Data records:
·····

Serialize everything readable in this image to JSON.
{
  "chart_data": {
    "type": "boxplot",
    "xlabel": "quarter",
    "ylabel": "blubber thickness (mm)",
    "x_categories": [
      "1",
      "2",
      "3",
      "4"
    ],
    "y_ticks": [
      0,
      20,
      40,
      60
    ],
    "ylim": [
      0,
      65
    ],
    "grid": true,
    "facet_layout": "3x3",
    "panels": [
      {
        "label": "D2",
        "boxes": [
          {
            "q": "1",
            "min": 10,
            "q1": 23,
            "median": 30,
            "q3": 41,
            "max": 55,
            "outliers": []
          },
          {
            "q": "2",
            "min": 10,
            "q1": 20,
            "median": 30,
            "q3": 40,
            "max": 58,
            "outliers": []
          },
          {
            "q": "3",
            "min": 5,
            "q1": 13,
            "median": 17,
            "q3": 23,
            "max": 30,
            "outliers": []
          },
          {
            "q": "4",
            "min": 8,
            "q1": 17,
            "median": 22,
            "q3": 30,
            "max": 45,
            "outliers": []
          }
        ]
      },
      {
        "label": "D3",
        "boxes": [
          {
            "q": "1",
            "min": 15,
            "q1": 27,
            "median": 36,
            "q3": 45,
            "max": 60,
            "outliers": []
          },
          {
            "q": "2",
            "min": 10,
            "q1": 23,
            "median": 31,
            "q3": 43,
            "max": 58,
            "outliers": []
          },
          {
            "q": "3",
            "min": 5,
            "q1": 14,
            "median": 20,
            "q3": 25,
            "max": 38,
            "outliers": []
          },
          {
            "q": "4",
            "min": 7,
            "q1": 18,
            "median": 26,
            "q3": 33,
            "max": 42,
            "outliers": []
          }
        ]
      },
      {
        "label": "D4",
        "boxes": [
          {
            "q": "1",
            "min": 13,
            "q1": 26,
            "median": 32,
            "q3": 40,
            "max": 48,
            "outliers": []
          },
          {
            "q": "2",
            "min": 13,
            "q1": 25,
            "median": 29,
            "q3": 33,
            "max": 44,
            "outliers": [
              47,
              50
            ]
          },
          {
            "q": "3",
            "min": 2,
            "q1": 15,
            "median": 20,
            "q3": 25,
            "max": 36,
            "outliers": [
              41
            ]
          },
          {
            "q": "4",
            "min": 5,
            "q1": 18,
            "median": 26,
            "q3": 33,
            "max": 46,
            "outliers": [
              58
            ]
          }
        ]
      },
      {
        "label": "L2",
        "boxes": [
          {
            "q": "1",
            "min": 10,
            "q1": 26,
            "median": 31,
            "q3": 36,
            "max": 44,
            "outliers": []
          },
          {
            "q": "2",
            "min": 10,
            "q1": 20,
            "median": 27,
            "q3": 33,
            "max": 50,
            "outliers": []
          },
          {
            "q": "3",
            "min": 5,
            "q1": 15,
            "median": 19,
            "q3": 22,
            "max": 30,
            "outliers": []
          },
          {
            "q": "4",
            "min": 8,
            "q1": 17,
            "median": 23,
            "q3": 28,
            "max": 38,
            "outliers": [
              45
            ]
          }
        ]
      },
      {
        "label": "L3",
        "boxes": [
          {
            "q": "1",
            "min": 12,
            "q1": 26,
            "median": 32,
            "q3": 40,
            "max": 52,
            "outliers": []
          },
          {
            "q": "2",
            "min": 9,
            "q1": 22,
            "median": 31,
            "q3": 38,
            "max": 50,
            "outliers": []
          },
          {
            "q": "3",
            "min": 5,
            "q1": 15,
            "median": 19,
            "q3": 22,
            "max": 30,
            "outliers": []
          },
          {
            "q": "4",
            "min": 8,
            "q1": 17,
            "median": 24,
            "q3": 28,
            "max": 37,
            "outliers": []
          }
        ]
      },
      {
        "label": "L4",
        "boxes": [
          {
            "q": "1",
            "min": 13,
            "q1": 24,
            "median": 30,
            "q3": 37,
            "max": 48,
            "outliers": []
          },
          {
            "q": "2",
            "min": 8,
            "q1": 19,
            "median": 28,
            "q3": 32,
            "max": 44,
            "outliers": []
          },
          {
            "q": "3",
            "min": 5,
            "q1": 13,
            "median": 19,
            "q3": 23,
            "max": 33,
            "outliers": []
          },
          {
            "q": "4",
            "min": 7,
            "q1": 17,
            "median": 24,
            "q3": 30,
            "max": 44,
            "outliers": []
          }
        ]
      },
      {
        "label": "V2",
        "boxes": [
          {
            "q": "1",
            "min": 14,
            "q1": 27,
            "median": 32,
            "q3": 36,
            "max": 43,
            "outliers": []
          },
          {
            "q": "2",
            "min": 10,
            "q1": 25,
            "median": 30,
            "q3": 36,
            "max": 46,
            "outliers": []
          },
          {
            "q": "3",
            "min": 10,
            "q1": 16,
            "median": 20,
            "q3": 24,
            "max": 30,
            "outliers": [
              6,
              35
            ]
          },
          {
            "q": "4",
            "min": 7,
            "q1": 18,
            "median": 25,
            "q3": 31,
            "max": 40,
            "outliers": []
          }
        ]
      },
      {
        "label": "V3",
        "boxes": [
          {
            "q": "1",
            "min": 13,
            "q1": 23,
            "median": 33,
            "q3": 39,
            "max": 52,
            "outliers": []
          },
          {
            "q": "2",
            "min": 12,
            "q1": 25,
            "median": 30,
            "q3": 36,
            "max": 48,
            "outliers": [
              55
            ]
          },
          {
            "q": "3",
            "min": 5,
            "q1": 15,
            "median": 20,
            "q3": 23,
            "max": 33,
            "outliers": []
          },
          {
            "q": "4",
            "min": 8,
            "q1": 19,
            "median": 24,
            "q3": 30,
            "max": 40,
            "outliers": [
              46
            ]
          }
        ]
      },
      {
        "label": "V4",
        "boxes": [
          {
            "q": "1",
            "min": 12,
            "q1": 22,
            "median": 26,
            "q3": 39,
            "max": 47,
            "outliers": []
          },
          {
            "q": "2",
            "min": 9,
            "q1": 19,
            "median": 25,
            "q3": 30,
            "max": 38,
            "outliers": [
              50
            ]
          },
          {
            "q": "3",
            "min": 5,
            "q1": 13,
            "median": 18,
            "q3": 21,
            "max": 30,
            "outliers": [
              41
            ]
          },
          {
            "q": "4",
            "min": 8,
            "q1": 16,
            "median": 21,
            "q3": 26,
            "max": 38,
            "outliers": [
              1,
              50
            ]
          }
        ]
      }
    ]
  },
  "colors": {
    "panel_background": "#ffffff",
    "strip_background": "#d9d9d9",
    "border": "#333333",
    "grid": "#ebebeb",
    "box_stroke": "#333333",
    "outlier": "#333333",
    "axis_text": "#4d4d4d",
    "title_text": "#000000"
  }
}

·····

## PROBLEM STATEMENT
Reproduce each entry exactly, leaving out nothing.

## EXERCISE OUTPUT
Serialize everything readable in this image to JSON.
{
  "chart_data": {
    "type": "boxplot",
    "xlabel": "quarter",
    "ylabel": "blubber thickness (mm)",
    "x_categories": [
      "1",
      "2",
      "3",
      "4"
    ],
    "y_ticks": [
      0,
      20,
      40,
      60
    ],
    "ylim": [
      0,
      65
    ],
    "grid": true,
    "facet_layout": "3x3",
    "panels": [
      {
        "label": "D2",
        "boxes": [
          {
            "q": "1",
            "min": 10,
            "q1": 23,
            "median": 30,
            "q3": 41,
            "max": 55,
            "outliers": []
          },
          {
            "q": "2",
            "min": 10,
            "q1": 20,
            "median": 30,
            "q3": 40,
            "max": 58,
            "outliers": []
          },
          {
            "q": "3",
            "min": 5,
            "q1": 13,
            "median": 17,
            "q3": 23,
            "max": 30,
            "outliers": []
          },
          {
            "q": "4",
            "min": 8,
            "q1": 17,
            "median": 22,
            "q3": 30,
            "max": 45,
            "outliers": []
          }
        ]
      },
      {
        "label": "D3",
        "boxes": [
          {
            "q": "1",
            "min": 15,
            "q1": 27,
            "median": 36,
            "q3": 45,
            "max": 60,
            "outliers": []
          },
          {
            "q": "2",
            "min": 10,
            "q1": 23,
            "median": 31,
            "q3": 43,
            "max": 58,
            "outliers": []
          },
          {
            "q": "3",
            "min": 5,
            "q1": 14,
            "median": 20,
            "q3": 25,
            "max": 38,
            "outliers": []
          },
          {
            "q": "4",
            "min": 7,
            "q1": 18,
            "median": 26,
            "q3": 33,
            "max": 42,
            "outliers": []
          }
        ]
      },
      {
        "label": "D4",
        "boxes": [
          {
            "q": "1",
            "min": 13,
            "q1": 26,
            "median": 32,
            "q3": 40,
            "max": 48,
            "outliers": []
          },
          {
            "q": "2",
            "min": 13,
            "q1": 25,
            "median": 29,
            "q3": 33,
            "max": 44,
            "outliers": [
              47,
              50
            ]
          },
          {
            "q": "3",
            "min": 2,
            "q1": 15,
            "median": 20,
            "q3": 25,
            "max": 36,
            "outliers": [
              41
            ]
          },
          {
            "q": "4",
            "min": 5,
            "q1": 18,
            "median": 26,
            "q3": 33,
            "max": 46,
            "outliers": [
              58
            ]
          }
        ]
      },
      {
        "label": "L2",
        "boxes": [
          {
            "q": "1",
            "min": 10,
            "q1": 26,
            "median": 31,
            "q3": 36,
            "max": 44,
            "outliers": []
          },
          {
            "q": "2",
            "min": 10,
            "q1": 20,
            "median": 27,
            "q3": 33,
            "max": 50,
            "outliers": []
          },
          {
            "q": "3",
            "min": 5,
            "q1": 15,
            "median": 19,
            "q3": 22,
            "max": 30,
            "outliers": []
          },
          {
            "q": "4",
            "min": 8,
            "q1": 17,
            "median": 23,
            "q3": 28,
            "max": 38,
            "outliers": [
              45
            ]
          }
        ]
      },
      {
        "label": "L3",
        "boxes": [
          {
            "q": "1",
            "min": 12,
            "q1": 26,
            "median": 32,
            "q3": 40,
            "max": 52,
            "outliers": []
          },
          {
            "q": "2",
            "min": 9,
            "q1": 22,
            "median": 31,
            "q3": 38,
            "max": 50,
            "outliers": []
          },
          {
            "q": "3",
            "min": 5,
            "q1": 15,
            "median": 19,
            "q3": 22,
            "max": 30,
            "outliers": []
          },
          {
            "q": "4",
            "min": 8,
            "q1": 17,
            "median": 24,
            "q3": 28,
            "max": 37,
            "outliers": []
          }
        ]
      },
      {
        "label": "L4",
        "boxes": [
          {
            "q": "1",
            "min": 13,
            "q1": 24,
            "median": 30,
            "q3": 37,
            "max": 48,
            "outliers": []
          },
          {
            "q": "2",
            "min": 8,
            "q1": 19,
            "median": 28,
            "q3": 32,
            "max": 44,
            "outliers": []
          },
          {
            "q": "3",
            "min": 5,
            "q1": 13,
            "median": 19,
            "q3": 23,
            "max": 33,
            "outliers": []
          },
          {
            "q": "4",
            "min": 7,
            "q1": 17,
            "median": 24,
            "q3": 30,
            "max": 44,
            "outliers": []
          }
        ]
      },
      {
        "label": "V2",
        "boxes": [
          {
            "q": "1",
            "min": 14,
            "q1": 27,
            "median": 32,
            "q3": 36,
            "max": 43,
            "outliers": []
          },
          {
            "q": "2",
            "min": 10,
            "q1": 25,
            "median": 30,
            "q3": 36,
            "max": 46,
            "outliers": []
          },
          {
            "q": "3",
            "min": 10,
            "q1": 16,
            "median": 20,
            "q3": 24,
            "max": 30,
            "outliers": [
              6,
              35
            ]
          },
          {
            "q": "4",
            "min": 7,
            "q1": 18,
            "median": 25,
            "q3": 31,
            "max": 40,
            "outliers": []
          }
        ]
      },
      {
        "label": "V3",
        "boxes": [
          {
            "q": "1",
            "min": 13,
            "q1": 23,
            "median": 33,
            "q3": 39,
            "max": 52,
            "outliers": []
          },
          {
            "q": "2",
            "min": 12,
            "q1": 25,
            "median": 30,
            "q3": 36,
            "max": 48,
            "outliers": [
              55
            ]
          },
          {
            "q": "3",
            "min": 5,
            "q1": 15,
            "median": 20,
            "q3": 23,
            "max": 33,
            "outliers": []
          },
          {
            "q": "4",
            "min": 8,
            "q1": 19,
            "median": 24,
            "q3": 30,
            "max": 40,
            "outliers": [
              46
            ]
          }
        ]
      },
      {
        "label": "V4",
        "boxes": [
          {
            "q": "1",
            "min": 12,
            "q1": 22,
            "median": 26,
            "q3": 39,
            "max": 47,
            "outliers": []
          },
          {
            "q": "2",
            "min": 9,
            "q1": 19,
            "median": 25,
            "q3": 30,
            "max": 38,
            "outliers": [
              50
            ]
          },
          {
            "q": "3",
            "min": 5,
            "q1": 13,
            "median": 18,
            "q3": 21,
            "max": 30,
            "outliers": [
              41
            ]
          },
          {
            "q": "4",
            "min": 8,
            "q1": 16,
            "median": 21,
            "q3": 26,
            "max": 38,
            "outliers": [
              1,
              50
            ]
          }
        ]
      }
    ]
  },
  "colors": {
    "panel_background": "#ffffff",
    "strip_background": "#d9d9d9",
    "border": "#333333",
    "grid": "#ebebeb",
    "box_stroke": "#333333",
    "outlier": "#333333",
    "axis_text": "#4d4d4d",
    "title_text": "#000000"
  }
}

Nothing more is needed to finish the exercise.